■ Data
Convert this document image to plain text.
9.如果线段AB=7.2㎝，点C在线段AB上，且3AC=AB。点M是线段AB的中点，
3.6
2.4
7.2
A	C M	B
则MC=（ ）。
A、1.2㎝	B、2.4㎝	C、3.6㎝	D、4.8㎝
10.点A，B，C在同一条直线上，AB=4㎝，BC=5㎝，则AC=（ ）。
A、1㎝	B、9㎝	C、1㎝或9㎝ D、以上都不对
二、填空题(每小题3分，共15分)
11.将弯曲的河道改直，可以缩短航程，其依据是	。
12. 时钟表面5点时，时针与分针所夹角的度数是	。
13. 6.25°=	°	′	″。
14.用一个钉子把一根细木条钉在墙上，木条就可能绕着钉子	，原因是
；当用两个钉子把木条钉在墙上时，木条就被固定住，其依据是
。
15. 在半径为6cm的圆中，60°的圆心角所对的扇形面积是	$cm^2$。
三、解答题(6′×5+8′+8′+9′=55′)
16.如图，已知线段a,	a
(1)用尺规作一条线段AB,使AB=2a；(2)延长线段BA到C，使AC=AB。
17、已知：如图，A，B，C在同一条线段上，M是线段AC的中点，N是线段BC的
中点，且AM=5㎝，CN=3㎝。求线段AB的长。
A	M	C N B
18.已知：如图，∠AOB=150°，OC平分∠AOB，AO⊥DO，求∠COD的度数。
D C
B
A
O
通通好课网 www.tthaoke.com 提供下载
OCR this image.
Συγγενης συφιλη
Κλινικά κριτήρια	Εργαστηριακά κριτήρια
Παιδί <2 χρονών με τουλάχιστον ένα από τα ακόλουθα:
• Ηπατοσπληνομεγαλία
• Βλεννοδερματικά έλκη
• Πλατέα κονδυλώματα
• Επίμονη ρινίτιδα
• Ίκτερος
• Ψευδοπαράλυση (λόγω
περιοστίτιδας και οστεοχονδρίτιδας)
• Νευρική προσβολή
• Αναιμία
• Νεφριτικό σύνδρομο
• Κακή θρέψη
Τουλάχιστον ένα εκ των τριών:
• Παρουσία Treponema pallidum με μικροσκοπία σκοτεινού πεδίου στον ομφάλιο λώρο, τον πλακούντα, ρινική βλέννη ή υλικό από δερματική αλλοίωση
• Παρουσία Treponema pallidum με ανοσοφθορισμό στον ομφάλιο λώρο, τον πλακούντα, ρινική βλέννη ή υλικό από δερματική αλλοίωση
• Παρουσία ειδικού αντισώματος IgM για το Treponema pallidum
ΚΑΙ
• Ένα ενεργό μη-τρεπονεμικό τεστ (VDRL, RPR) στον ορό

--

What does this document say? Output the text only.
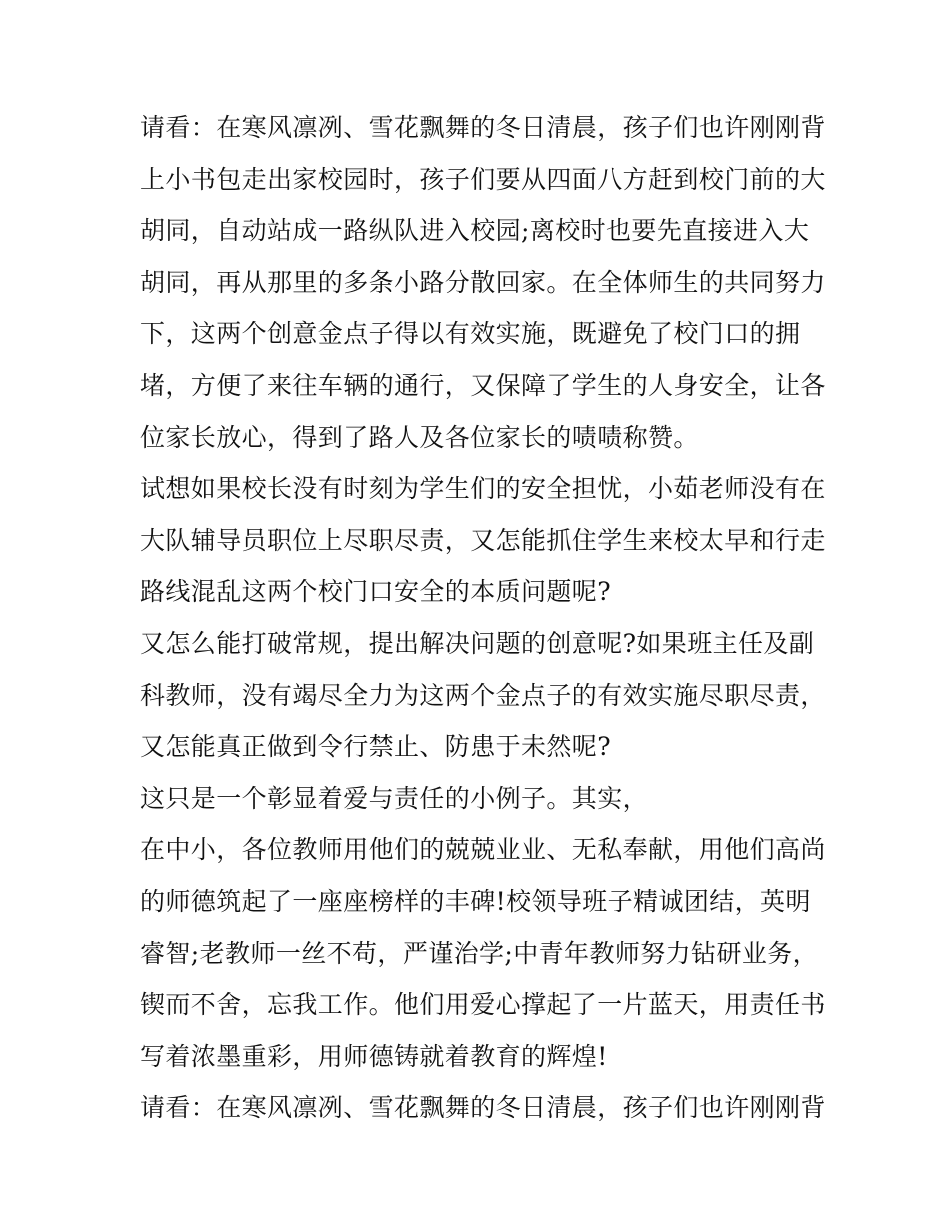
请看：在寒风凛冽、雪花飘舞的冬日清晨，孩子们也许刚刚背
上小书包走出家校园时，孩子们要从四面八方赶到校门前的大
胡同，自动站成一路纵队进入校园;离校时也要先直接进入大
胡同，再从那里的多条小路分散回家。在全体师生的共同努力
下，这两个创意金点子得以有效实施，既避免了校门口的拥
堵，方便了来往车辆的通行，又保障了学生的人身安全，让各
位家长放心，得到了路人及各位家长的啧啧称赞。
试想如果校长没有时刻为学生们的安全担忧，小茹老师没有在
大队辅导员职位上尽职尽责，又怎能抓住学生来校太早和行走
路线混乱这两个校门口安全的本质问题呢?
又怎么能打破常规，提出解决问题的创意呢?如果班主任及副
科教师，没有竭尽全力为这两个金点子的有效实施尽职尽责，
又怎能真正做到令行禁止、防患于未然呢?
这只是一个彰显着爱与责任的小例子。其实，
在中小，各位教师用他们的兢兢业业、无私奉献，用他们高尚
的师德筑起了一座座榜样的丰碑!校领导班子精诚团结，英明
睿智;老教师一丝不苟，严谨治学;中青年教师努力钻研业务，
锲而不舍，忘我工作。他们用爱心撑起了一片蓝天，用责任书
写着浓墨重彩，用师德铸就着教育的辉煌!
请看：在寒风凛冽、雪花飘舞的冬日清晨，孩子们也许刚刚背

■ Task statement
From the data above, count the lines where "λώρο" occurs and give that figure and nothing else.

■ In response
2